> [Input]
<<<<

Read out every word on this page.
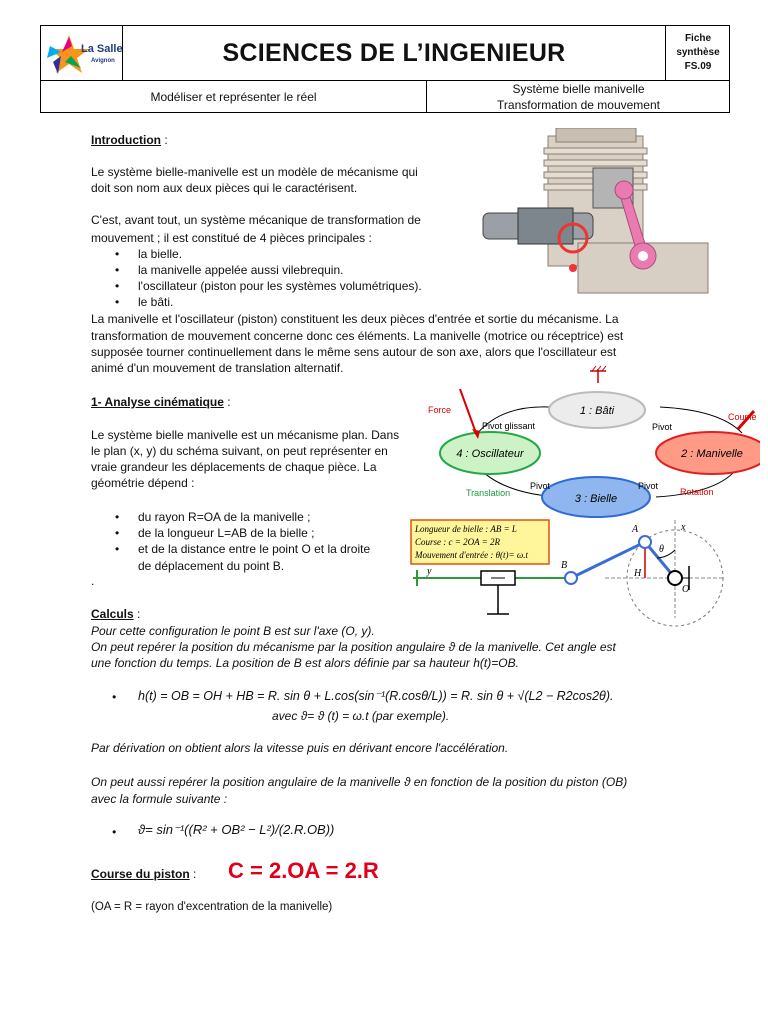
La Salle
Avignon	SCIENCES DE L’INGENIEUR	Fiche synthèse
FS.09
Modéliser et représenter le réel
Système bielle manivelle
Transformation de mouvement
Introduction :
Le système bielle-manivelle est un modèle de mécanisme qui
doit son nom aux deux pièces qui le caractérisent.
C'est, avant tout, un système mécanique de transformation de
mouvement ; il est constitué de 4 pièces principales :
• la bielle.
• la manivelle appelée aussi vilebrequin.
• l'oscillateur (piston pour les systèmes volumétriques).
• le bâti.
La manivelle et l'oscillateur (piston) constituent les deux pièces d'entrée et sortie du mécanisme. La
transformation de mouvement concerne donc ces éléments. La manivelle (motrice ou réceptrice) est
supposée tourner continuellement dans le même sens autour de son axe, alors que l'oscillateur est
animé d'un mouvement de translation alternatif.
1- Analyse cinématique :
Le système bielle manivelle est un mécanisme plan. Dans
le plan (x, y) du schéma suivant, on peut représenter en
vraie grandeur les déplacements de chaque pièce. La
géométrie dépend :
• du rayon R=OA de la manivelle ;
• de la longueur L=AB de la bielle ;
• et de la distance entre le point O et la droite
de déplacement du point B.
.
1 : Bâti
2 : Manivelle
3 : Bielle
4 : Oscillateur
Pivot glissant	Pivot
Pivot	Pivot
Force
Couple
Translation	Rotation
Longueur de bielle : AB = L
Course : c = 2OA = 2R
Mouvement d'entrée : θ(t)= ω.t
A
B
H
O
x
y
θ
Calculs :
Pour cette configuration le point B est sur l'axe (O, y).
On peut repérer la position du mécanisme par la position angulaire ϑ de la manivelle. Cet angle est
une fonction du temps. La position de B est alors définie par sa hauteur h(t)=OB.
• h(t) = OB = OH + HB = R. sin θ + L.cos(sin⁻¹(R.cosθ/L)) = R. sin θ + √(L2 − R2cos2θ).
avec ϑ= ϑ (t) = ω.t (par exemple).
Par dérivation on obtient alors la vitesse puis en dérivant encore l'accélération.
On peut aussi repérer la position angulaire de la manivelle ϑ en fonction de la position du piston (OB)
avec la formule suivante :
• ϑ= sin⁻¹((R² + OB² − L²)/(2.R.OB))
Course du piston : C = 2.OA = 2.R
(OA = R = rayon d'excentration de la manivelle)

>>>>

Set the pictures aside and transcribe the data above exactly.

> [Exercise answer]
Read out every word on this page.
La Salle
Avignon	SCIENCES DE L’INGENIEUR	Fiche synthèse
FS.09
Modéliser et représenter le réel
Système bielle manivelle
Transformation de mouvement
Introduction :
Le système bielle-manivelle est un modèle de mécanisme qui
doit son nom aux deux pièces qui le caractérisent.
C'est, avant tout, un système mécanique de transformation de
mouvement ; il est constitué de 4 pièces principales :
• la bielle.
• la manivelle appelée aussi vilebrequin.
• l'oscillateur (piston pour les systèmes volumétriques).
• le bâti.
La manivelle et l'oscillateur (piston) constituent les deux pièces d'entrée et sortie du mécanisme. La
transformation de mouvement concerne donc ces éléments. La manivelle (motrice ou réceptrice) est
supposée tourner continuellement dans le même sens autour de son axe, alors que l'oscillateur est
animé d'un mouvement de translation alternatif.
1- Analyse cinématique :
Le système bielle manivelle est un mécanisme plan. Dans
le plan (x, y) du schéma suivant, on peut représenter en
vraie grandeur les déplacements de chaque pièce. La
géométrie dépend :
• du rayon R=OA de la manivelle ;
• de la longueur L=AB de la bielle ;
• et de la distance entre le point O et la droite
de déplacement du point B.
.
1 : Bâti
2 : Manivelle
3 : Bielle
4 : Oscillateur
Pivot glissant	Pivot
Pivot	Pivot
Force
Couple
Translation	Rotation
Longueur de bielle : AB = L
Course : c = 2OA = 2R
Mouvement d'entrée : θ(t)= ω.t
A
B
H
O
x
y
θ
Calculs :
Pour cette configuration le point B est sur l'axe (O, y).
On peut repérer la position du mécanisme par la position angulaire ϑ de la manivelle. Cet angle est
une fonction du temps. La position de B est alors définie par sa hauteur h(t)=OB.
• h(t) = OB = OH + HB = R. sin θ + L.cos(sin⁻¹(R.cosθ/L)) = R. sin θ + √(L2 − R2cos2θ).
avec ϑ= ϑ (t) = ω.t (par exemple).
Par dérivation on obtient alors la vitesse puis en dérivant encore l'accélération.
On peut aussi repérer la position angulaire de la manivelle ϑ en fonction de la position du piston (OB)
avec la formule suivante :
• ϑ= sin⁻¹((R² + OB² − L²)/(2.R.OB))
Course du piston : C = 2.OA = 2.R
(OA = R = rayon d'excentration de la manivelle)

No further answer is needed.